**GOAL OF THE EXERCISE**
For the data below, work out how many lines include the string "this" and report only the number.

[Data records]
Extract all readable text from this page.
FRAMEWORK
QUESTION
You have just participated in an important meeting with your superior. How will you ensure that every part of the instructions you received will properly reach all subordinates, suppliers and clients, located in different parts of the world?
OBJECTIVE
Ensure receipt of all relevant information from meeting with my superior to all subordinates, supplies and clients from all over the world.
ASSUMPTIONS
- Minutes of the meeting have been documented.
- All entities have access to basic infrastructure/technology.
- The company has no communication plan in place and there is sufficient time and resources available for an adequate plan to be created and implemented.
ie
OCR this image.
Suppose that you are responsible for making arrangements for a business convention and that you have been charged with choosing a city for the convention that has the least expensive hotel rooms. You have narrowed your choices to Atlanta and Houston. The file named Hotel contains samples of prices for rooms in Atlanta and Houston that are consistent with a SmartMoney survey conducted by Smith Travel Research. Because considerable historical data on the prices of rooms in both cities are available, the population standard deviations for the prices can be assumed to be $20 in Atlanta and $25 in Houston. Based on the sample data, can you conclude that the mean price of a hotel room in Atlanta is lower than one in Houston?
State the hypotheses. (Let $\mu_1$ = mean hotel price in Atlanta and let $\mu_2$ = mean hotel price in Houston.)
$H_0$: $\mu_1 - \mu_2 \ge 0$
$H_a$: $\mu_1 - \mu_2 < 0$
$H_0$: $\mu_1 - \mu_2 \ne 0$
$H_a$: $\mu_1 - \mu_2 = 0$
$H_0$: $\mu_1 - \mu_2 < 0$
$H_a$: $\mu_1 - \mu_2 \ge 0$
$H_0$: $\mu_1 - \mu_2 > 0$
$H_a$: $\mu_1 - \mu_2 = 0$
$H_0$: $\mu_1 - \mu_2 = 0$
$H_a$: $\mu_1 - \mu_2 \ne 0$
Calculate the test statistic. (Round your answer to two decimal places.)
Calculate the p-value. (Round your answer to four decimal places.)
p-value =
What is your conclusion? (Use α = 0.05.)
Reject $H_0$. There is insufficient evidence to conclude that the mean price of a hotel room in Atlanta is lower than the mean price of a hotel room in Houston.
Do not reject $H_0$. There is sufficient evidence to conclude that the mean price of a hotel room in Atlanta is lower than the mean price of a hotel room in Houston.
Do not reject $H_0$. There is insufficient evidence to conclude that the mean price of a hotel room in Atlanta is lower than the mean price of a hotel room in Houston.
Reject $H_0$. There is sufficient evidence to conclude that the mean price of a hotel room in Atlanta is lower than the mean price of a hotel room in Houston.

**EXERCISE RESPONSE**
2